§ Selected text:
[START]
Born in New Orleans and raised through my teenage years in that city framed my vision of life. It was and continues to be a place of extremes: beauty and decay, religion and ritual, custom and iconoclasm. The spirit of the city embraces an attitude of dispensation in the form of the annual bacchanal of Mardi Gras when the celebrations are exuberate. From that experience, I acquired an excitement for visual matters, colors, forms and even artifacts.

My family moved to Florida with my father’s job transfer in my late adolescence. With that transition, my visual appetite expanded to the sensuous verdure of the semi-tropical landscape. I finished my university education with a Master of Fine Arts from the University of South Florida in Tampa after which I was awarded a number of residency grants funded by the state and federal government, which moved my young family and me around Florida. During those times, I made my art as I reflected on my experience using a metaphor of motifs derived from my surroundings. Natural motifs became more interesting to me. A teaching job in Michigan reduced my color sense in my ruminations on the landscape with the northern winter. Another teaching job in North Carolina returned a benign view of nature as I drew on my observations to make art. Now in Texas, I am seeing another aspect of the land and the culture it supports; I am increasingly fascinated by fabricating water in my sculpture.

Presently, I live near the Rio Grande; the brown green strip of flowing water which divides countries, cultures and landscapes. The differences in lifestyles on the two opposing banks are significant. Water is the vital yet limited nurturance of the region.
[END]
§ Records to process:
[START]
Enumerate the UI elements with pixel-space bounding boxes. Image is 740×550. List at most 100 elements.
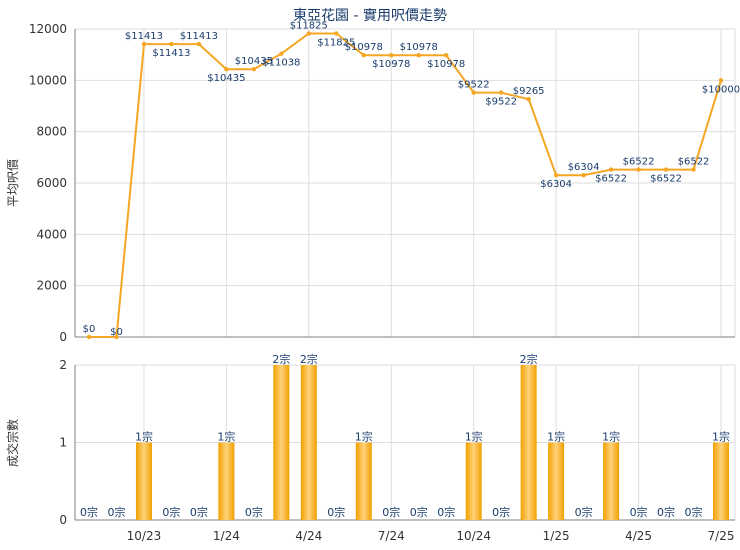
price-data-label: $0 bbox=[83, 324, 96, 335]
price-data-label: $11825 bbox=[317, 37, 355, 48]
volume-data-label: 1宗 bbox=[547, 430, 565, 444]
price-data-label: $10978 bbox=[427, 59, 465, 70]
volume-bar[interactable] bbox=[355, 442, 372, 521]
volume-bar[interactable] bbox=[520, 365, 537, 520]
price-data-label: $9265 bbox=[513, 86, 545, 97]
price-data-label: $10978 bbox=[345, 42, 383, 53]
y-tick-label: 8000 bbox=[36, 125, 67, 139]
price-point[interactable] bbox=[581, 172, 586, 178]
volume-bar[interactable] bbox=[135, 442, 152, 521]
x-tick-label: 1/25 bbox=[543, 529, 570, 543]
volume-data-label: 2宗 bbox=[300, 352, 318, 366]
price-data-label: $10978 bbox=[400, 42, 438, 53]
volume-data-label: 0宗 bbox=[575, 505, 593, 519]
price-point[interactable] bbox=[663, 167, 669, 172]
price-data-label: $6304 bbox=[568, 162, 600, 173]
price-data-label: $0 bbox=[110, 327, 123, 338]
price-point[interactable] bbox=[86, 334, 92, 340]
volume-bar[interactable] bbox=[300, 365, 317, 520]
price-point[interactable] bbox=[279, 51, 284, 56]
price-point[interactable] bbox=[306, 31, 312, 36]
volume-data-label: 1宗 bbox=[712, 430, 730, 444]
price-data-label: $9522 bbox=[485, 97, 517, 108]
y-tick-label: 2000 bbox=[36, 279, 67, 293]
price-point[interactable] bbox=[444, 53, 449, 58]
y-tick-label: 12000 bbox=[29, 22, 67, 36]
price-point[interactable] bbox=[224, 66, 229, 72]
price-point[interactable] bbox=[361, 53, 366, 58]
volume-data-label: 2宗 bbox=[272, 352, 290, 366]
volume-data-label: 0宗 bbox=[437, 505, 455, 519]
price-point[interactable] bbox=[141, 41, 147, 47]
price-axis-label: 平均呎價 bbox=[6, 159, 20, 207]
volume-data-label: 0宗 bbox=[107, 505, 125, 519]
y-tick-label: 4000 bbox=[36, 227, 67, 241]
volume-data-label: 0宗 bbox=[190, 505, 208, 519]
chart-title: 東亞花園 - 實用呎價走勢 bbox=[293, 7, 447, 24]
volume-data-label: 1宗 bbox=[135, 430, 153, 444]
price-point[interactable] bbox=[114, 334, 119, 340]
price-line-chart: 0 2000 4000 6000 8000 10000 12000 $0 $0 $11413 $11… bbox=[29, 20, 740, 344]
volume-data-label: 0宗 bbox=[657, 505, 675, 519]
price-point[interactable] bbox=[416, 53, 421, 58]
volume-bar-chart: 10/23 1/24 4/24 7/24 10/24 1/25 4/25 7/25 0 1 2 0宗 0… bbox=[59, 352, 736, 543]
price-data-label: $10435 bbox=[207, 73, 245, 84]
x-tick-label: 7/24 bbox=[378, 529, 405, 543]
price-point[interactable] bbox=[196, 41, 202, 47]
y-tick-label: 1 bbox=[59, 436, 67, 450]
y-tick-label: 2 bbox=[59, 358, 67, 372]
price-point[interactable] bbox=[691, 167, 696, 172]
price-point[interactable] bbox=[608, 167, 614, 172]
x-tick-label: 7/25 bbox=[708, 529, 735, 543]
price-point[interactable] bbox=[389, 53, 394, 58]
volume-data-label: 0宗 bbox=[327, 505, 345, 519]
price-data-label: $11413 bbox=[152, 48, 190, 59]
x-tick-label: 4/25 bbox=[625, 529, 652, 543]
volume-bar[interactable] bbox=[548, 442, 565, 521]
price-point[interactable] bbox=[334, 31, 339, 36]
price-point[interactable] bbox=[251, 66, 257, 72]
y-tick-label: 6000 bbox=[36, 176, 67, 190]
count-axis-label: 成交宗數 bbox=[5, 419, 20, 467]
price-point[interactable] bbox=[553, 172, 559, 178]
price-data-label: $10000 bbox=[702, 84, 740, 95]
price-data-label: $6522 bbox=[595, 174, 627, 185]
volume-bar[interactable] bbox=[218, 442, 235, 521]
volume-data-label: 0宗 bbox=[245, 505, 263, 519]
volume-bar[interactable] bbox=[465, 442, 482, 521]
volume-data-label: 0宗 bbox=[162, 505, 180, 519]
price-point[interactable] bbox=[526, 96, 531, 102]
volume-bar[interactable] bbox=[273, 365, 290, 520]
price-data-label: $11825 bbox=[290, 20, 328, 31]
x-tick-label: 10/23 bbox=[127, 529, 162, 543]
price-data-label: $6522 bbox=[623, 157, 655, 168]
price-data-label: $10435 bbox=[235, 56, 273, 67]
x-tick-label: 10/24 bbox=[456, 529, 491, 543]
price-data-label: $6522 bbox=[650, 174, 682, 185]
price-data-label: $11038 bbox=[262, 58, 300, 69]
price-data-label: $9522 bbox=[458, 80, 490, 91]
y-tick-label: 10000 bbox=[29, 73, 67, 87]
y-tick-label: 0 bbox=[59, 330, 67, 344]
price-data-label: $11413 bbox=[125, 31, 163, 42]
volume-data-label: 0宗 bbox=[80, 505, 98, 519]
volume-data-label: 1宗 bbox=[217, 430, 235, 444]
x-tick-label: 4/24 bbox=[295, 529, 322, 543]
price-point[interactable] bbox=[169, 41, 174, 47]
price-point[interactable] bbox=[498, 90, 504, 95]
price-point[interactable] bbox=[471, 90, 476, 95]
price-data-label: $10978 bbox=[372, 59, 410, 70]
price-data-label: $6304 bbox=[540, 179, 572, 190]
volume-bar[interactable] bbox=[713, 442, 729, 521]
volume-data-label: 0宗 bbox=[685, 505, 703, 519]
volume-data-label: 0宗 bbox=[382, 505, 400, 519]
volume-data-label: 1宗 bbox=[465, 430, 483, 444]
volume-data-label: 1宗 bbox=[602, 430, 620, 444]
volume-bar[interactable] bbox=[603, 442, 620, 521]
price-point[interactable] bbox=[636, 167, 641, 172]
volume-data-label: 0宗 bbox=[492, 505, 510, 519]
price-data-label: $6522 bbox=[678, 157, 710, 168]
price-point[interactable] bbox=[718, 78, 724, 83]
[END]
§ Exercise 1: Copy out the passage about growing up in New Orleans and later living near the Rio Grande word for word, in full.
§ Exercise 2: In the records, start at the line containing "price-data-label: $0 bbox=[83, 324, 96, 335]" and stop after the line containing "volume-data-label: 0宗 bbox=[575, 505, 593, 519]". Convert only those lines into a JSON list of strings, one string per line, leaving out any blank lines.

§ Final answer 1:
Born in New Orleans and raised through my teenage years in that city framed my vision of life. It was and continues to be a place of extremes: beauty and decay, religion and ritual, custom and iconoclasm. The spirit of the city embraces an attitude of dispensation in the form of the annual bacchanal of Mardi Gras when the celebrations are exuberate. From that experience, I acquired an excitement for visual matters, colors, forms and even artifacts.

My family moved to Florida with my father’s job transfer in my late adolescence. With that transition, my visual appetite expanded to the sensuous verdure of the semi-tropical landscape. I finished my university education with a Master of Fine Arts from the University of South Florida in Tampa after which I was awarded a number of residency grants funded by the state and federal government, which moved my young family and me around Florida. During those times, I made my art as I reflected on my experience using a metaphor of motifs derived from my surroundings. Natural motifs became more interesting to me. A teaching job in Michigan reduced my color sense in my ruminations on the landscape with the northern winter. Another teaching job in North Carolina returned a benign view of nature as I drew on my observations to make art. Now in Texas, I am seeing another aspect of the land and the culture it supports; I am increasingly fascinated by fabricating water in my sculpture.

Presently, I live near the Rio Grande; the brown green strip of flowing water which divides countries, cultures and landscapes. The differences in lifestyles on the two opposing banks are significant. Water is the vital yet limited nurturance of the region.

§ Final answer 2:
[
  "price-data-label: $0 bbox=[83, 324, 96, 335]",
  "price-data-label: $11825 bbox=[317, 37, 355, 48]",
  "volume-data-label: 1宗 bbox=[547, 430, 565, 444]",
  "price-data-label: $10978 bbox=[427, 59, 465, 70]",
  "volume-bar[interactable] bbox=[355, 442, 372, 521]",
  "volume-bar[interactable] bbox=[520, 365, 537, 520]",
  "price-data-label: $9265 bbox=[513, 86, 545, 97]",
  "price-data-label: $10978 bbox=[345, 42, 383, 53]",
  "y-tick-label: 8000 bbox=[36, 125, 67, 139]",
  "price-point[interactable] bbox=[581, 172, 586, 178]",
  "volume-bar[interactable] bbox=[135, 442, 152, 521]",
  "x-tick-label: 1/25 bbox=[543, 529, 570, 543]",
  "volume-data-label: 2宗 bbox=[300, 352, 318, 366]",
  "price-data-label: $10978 bbox=[400, 42, 438, 53]",
  "volume-data-label: 0宗 bbox=[575, 505, 593, 519]"
]